# START OF Data shown

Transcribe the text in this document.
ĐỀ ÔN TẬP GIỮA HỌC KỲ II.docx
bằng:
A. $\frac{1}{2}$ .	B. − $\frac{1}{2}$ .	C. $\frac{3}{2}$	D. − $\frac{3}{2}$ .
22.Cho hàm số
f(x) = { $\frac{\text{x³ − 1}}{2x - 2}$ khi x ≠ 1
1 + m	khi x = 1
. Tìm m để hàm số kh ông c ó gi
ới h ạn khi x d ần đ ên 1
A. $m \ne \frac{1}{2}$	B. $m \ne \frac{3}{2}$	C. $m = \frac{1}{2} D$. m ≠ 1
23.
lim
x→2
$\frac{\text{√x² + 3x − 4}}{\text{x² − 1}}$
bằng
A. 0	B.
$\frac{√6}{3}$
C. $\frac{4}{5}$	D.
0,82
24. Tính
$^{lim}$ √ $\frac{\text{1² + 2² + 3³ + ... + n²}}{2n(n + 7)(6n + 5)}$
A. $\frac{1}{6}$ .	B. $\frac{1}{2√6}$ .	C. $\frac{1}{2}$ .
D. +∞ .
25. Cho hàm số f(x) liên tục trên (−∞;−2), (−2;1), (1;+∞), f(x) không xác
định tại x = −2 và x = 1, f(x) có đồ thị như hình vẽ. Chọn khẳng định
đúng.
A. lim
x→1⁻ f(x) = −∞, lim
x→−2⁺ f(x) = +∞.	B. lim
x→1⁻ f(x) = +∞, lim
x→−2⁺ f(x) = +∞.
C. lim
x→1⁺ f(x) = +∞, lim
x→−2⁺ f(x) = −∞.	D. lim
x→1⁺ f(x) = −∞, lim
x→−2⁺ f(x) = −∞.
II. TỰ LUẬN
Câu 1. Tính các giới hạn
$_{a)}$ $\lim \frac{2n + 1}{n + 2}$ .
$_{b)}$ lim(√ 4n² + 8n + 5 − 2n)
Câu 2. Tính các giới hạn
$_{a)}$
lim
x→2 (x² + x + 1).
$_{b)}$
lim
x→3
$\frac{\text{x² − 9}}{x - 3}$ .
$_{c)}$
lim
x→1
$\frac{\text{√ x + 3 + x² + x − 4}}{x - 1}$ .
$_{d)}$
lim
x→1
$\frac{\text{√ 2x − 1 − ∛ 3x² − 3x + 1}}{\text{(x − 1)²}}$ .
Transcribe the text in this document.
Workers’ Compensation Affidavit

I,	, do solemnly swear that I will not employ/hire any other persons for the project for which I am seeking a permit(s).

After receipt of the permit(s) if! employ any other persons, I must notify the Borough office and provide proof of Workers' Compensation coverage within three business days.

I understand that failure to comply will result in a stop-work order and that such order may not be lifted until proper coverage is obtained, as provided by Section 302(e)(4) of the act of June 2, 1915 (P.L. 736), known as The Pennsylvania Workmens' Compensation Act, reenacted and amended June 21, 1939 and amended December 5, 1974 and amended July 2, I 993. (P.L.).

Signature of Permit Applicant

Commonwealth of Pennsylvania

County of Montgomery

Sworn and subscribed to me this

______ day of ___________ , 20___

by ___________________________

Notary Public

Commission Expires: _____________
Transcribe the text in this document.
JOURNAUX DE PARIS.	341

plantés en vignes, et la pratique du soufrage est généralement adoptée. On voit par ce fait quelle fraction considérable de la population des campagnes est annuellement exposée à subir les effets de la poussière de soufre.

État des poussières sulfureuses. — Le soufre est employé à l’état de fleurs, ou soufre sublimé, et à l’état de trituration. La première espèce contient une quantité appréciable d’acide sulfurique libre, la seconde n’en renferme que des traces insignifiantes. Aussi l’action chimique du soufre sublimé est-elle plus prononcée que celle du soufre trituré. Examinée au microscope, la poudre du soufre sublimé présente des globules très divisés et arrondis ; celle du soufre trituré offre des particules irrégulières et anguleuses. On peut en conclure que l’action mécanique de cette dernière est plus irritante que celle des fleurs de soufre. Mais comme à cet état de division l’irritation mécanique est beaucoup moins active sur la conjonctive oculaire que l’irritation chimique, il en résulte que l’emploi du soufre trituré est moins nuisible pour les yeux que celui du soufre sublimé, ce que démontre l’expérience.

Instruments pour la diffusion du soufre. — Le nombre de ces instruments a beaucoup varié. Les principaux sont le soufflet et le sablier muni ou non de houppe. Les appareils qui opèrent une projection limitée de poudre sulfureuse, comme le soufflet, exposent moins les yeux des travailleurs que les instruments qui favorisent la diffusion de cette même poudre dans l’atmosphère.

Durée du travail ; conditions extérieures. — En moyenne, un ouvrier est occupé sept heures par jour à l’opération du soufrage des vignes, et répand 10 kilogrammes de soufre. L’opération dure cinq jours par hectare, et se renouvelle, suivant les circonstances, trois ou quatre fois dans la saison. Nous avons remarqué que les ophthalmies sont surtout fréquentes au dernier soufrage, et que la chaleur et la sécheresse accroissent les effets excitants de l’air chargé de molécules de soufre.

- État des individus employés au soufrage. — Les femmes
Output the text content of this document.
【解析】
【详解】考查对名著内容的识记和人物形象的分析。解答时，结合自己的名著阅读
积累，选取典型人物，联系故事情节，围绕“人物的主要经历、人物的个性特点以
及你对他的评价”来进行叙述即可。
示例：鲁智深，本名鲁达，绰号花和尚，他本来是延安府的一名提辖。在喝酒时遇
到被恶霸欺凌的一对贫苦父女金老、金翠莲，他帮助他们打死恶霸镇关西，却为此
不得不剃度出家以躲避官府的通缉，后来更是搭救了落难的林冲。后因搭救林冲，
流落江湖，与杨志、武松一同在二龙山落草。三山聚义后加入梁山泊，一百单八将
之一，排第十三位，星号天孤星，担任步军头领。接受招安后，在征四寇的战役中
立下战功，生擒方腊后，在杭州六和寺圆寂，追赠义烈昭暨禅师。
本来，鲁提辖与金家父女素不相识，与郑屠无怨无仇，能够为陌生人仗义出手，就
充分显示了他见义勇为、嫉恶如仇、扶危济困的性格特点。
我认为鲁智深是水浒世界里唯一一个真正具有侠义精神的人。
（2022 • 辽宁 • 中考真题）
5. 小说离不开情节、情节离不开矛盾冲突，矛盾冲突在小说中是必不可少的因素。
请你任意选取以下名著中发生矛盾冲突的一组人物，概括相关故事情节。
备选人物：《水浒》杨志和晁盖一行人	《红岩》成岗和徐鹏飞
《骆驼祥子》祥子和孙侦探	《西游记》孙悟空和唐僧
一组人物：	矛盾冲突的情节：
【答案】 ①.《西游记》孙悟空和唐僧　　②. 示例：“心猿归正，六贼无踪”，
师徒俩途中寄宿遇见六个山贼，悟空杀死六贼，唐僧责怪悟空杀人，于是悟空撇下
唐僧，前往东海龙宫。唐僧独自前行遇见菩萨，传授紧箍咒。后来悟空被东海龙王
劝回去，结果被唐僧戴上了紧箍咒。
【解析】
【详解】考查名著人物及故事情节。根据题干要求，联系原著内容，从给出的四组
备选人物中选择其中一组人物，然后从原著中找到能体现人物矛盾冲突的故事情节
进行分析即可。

# END OF Data shown

* **Goal**
Go over the records above line by line and count those holding the word "effets". Reply only with the number.

* **Full output**
2